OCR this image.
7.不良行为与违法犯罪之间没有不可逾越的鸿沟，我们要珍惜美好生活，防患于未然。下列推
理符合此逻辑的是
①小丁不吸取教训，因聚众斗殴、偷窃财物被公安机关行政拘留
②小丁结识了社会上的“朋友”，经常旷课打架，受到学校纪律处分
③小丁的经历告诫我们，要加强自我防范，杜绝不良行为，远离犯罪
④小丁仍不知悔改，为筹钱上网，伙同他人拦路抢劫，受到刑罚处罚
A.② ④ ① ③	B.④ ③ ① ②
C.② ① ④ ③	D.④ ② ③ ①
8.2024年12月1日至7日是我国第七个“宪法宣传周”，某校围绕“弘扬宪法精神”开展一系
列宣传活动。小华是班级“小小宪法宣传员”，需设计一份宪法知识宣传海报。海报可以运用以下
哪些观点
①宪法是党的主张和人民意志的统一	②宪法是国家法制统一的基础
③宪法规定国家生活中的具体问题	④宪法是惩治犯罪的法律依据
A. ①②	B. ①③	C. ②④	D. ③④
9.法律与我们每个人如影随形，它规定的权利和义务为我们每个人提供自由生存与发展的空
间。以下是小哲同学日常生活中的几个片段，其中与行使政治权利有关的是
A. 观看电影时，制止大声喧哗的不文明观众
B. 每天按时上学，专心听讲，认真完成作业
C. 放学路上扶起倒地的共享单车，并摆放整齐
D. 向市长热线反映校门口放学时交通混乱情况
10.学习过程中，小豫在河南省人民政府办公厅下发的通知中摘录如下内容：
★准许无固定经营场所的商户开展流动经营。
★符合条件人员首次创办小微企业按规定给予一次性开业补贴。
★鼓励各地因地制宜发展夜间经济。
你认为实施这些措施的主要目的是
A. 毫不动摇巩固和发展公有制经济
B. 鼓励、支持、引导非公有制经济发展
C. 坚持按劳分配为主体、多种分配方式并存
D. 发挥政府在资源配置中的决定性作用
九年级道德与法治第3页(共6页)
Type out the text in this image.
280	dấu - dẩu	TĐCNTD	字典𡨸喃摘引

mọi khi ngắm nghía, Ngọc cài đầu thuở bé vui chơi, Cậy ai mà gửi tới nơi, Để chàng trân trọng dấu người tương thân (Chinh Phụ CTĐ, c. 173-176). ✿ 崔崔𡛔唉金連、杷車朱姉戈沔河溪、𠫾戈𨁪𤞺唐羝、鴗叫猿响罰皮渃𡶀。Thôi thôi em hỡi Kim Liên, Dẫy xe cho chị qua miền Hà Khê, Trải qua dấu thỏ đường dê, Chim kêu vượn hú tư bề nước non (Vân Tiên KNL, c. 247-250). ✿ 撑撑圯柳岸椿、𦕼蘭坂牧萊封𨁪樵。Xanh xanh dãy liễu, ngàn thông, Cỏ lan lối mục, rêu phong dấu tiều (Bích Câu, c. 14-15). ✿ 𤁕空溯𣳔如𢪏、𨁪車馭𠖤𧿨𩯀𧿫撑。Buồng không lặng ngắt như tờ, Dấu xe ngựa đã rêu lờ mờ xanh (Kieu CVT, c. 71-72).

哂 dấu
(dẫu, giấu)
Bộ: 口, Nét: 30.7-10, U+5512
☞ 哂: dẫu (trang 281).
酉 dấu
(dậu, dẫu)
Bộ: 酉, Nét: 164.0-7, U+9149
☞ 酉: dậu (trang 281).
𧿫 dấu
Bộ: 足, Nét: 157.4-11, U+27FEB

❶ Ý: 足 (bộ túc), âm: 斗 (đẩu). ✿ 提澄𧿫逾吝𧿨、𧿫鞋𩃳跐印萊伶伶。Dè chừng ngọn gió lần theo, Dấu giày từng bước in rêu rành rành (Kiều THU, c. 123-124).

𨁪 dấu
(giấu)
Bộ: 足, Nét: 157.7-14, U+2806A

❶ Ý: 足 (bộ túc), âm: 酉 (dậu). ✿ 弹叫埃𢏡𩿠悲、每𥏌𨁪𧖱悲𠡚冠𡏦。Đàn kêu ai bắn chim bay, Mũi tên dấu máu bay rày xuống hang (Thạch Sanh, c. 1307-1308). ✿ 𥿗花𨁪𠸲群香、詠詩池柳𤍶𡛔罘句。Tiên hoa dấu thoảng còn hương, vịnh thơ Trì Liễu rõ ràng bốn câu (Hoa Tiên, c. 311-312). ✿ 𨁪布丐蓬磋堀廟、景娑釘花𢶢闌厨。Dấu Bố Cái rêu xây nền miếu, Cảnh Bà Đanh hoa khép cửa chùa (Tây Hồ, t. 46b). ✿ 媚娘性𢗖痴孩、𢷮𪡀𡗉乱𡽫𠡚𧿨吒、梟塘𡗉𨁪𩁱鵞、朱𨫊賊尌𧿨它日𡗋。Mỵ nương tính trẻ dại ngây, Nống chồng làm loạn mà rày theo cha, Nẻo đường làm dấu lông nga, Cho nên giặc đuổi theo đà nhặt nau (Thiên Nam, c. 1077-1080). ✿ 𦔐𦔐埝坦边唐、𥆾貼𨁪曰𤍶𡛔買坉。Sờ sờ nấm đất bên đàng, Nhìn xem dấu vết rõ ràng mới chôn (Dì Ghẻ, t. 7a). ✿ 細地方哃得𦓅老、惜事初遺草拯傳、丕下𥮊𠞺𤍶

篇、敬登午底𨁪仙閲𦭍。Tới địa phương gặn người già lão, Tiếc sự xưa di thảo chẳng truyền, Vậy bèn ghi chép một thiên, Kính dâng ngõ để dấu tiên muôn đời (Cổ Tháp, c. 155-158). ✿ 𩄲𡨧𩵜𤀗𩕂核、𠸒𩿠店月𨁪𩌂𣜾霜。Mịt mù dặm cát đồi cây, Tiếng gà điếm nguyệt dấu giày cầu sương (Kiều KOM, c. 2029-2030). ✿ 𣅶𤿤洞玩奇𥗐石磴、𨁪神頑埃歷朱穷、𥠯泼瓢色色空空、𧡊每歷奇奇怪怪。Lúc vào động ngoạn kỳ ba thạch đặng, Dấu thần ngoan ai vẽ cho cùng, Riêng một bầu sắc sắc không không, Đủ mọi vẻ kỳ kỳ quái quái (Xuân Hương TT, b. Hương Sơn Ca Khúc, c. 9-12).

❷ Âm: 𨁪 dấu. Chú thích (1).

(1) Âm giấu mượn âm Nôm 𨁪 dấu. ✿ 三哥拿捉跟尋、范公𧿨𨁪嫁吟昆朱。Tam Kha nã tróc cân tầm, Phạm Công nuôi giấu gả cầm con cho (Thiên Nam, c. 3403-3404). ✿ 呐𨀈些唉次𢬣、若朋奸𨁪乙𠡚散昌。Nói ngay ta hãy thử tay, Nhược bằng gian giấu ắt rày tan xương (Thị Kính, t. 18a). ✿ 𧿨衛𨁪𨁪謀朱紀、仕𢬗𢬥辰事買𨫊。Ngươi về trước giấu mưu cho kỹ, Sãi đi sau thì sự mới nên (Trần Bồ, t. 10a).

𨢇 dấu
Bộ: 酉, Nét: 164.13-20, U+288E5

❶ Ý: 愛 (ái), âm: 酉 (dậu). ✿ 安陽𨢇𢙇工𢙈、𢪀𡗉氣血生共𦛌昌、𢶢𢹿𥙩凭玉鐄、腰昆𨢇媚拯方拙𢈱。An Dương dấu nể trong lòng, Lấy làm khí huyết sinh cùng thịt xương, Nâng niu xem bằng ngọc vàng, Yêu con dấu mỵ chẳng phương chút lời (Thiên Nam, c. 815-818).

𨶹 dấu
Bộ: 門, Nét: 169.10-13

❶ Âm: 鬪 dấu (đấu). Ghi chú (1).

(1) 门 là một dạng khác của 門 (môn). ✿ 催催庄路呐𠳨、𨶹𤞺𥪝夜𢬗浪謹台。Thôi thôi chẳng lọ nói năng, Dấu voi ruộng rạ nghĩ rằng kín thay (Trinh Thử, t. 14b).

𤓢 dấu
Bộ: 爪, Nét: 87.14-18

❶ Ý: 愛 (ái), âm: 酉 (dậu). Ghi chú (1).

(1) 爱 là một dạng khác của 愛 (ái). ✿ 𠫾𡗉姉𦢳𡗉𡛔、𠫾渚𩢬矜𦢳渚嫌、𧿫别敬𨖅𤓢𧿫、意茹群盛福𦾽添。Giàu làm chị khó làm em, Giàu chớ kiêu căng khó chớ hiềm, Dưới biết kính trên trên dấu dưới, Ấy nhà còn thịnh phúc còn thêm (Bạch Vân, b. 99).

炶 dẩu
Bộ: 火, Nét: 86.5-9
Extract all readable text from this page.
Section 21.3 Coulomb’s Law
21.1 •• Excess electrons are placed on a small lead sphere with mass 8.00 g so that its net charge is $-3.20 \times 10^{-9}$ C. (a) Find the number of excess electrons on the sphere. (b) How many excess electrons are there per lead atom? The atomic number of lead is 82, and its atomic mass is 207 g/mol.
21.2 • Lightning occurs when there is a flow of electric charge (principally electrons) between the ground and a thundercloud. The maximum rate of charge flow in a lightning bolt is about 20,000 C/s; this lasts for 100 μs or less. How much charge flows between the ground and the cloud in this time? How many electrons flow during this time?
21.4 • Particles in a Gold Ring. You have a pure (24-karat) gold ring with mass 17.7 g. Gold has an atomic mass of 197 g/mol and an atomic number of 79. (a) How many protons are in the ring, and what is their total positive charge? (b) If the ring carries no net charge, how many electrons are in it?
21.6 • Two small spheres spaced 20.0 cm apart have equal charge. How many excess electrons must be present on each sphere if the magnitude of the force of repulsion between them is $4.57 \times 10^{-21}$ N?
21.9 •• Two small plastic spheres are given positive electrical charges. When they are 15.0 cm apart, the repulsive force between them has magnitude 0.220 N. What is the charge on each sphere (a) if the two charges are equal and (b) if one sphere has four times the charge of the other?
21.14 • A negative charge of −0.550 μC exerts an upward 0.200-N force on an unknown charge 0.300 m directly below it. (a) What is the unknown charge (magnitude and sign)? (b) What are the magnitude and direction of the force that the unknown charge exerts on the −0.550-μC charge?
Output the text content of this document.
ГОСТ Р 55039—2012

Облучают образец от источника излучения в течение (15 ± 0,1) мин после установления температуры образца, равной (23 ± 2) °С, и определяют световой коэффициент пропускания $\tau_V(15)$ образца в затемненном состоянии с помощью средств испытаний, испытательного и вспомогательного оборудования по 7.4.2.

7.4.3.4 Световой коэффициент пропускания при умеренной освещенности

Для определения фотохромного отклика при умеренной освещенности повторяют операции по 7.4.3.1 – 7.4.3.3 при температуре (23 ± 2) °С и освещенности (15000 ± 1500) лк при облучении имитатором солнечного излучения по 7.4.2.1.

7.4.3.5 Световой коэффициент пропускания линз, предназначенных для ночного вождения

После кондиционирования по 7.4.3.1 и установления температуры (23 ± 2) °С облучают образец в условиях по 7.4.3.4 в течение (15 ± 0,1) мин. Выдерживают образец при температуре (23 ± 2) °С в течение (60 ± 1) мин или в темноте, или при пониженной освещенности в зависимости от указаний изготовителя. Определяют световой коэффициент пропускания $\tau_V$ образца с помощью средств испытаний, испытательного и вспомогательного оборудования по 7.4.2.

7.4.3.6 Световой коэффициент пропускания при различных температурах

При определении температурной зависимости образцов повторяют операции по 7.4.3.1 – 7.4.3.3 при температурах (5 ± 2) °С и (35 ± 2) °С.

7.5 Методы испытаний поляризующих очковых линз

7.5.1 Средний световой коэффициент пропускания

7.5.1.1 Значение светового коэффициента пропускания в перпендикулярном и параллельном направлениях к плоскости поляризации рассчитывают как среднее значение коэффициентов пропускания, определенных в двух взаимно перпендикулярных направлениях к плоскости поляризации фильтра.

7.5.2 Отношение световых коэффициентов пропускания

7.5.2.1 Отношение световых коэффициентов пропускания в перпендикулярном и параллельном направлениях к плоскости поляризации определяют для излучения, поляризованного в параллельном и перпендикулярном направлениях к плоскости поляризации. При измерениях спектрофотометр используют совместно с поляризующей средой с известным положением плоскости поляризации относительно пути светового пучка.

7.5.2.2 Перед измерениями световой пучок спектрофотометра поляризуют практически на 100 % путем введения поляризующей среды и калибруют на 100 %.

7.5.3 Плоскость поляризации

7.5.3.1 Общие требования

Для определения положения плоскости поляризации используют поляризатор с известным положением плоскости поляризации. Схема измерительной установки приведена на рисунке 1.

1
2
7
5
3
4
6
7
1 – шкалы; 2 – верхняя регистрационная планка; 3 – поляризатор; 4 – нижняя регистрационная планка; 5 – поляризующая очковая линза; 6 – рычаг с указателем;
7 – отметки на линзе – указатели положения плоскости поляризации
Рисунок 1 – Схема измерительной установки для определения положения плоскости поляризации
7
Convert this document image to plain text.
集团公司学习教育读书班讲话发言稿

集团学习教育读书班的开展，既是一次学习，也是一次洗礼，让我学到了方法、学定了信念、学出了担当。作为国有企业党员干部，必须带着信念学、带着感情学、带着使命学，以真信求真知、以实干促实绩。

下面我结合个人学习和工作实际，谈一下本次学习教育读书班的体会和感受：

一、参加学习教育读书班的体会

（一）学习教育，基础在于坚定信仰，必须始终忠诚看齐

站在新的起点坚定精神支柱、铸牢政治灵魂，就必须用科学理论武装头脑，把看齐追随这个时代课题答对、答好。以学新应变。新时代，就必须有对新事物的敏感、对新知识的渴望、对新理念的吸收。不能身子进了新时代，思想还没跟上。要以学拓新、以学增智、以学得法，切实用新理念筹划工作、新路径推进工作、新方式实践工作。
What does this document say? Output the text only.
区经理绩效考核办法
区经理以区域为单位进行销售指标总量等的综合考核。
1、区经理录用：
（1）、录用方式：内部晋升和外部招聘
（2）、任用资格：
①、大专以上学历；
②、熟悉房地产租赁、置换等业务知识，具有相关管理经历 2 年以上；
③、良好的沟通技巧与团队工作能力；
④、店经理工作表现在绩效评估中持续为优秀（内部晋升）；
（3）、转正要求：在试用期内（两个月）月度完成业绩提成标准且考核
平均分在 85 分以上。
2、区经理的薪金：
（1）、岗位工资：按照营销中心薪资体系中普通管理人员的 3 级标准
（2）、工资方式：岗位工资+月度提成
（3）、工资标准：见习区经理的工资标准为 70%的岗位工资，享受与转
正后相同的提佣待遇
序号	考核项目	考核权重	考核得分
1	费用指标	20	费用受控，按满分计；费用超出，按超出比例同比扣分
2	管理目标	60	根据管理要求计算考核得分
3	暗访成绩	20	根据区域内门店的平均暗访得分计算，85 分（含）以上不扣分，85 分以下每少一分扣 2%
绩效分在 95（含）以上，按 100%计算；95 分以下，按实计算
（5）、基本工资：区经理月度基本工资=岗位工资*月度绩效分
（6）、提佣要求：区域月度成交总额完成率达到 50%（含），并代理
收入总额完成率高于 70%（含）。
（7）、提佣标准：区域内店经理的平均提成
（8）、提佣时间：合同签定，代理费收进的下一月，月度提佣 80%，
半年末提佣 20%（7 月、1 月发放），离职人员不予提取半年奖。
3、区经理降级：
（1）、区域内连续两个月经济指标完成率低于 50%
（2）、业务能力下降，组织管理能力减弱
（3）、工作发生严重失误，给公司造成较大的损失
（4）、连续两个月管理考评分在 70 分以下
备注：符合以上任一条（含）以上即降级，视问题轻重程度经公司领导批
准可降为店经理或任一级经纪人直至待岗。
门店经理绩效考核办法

------------------------------------------------------------

Determine the number of lines in the listing that contain the string "измерительной". Write that number and nothing else.

[REPLY TO THE EXERCISE]
2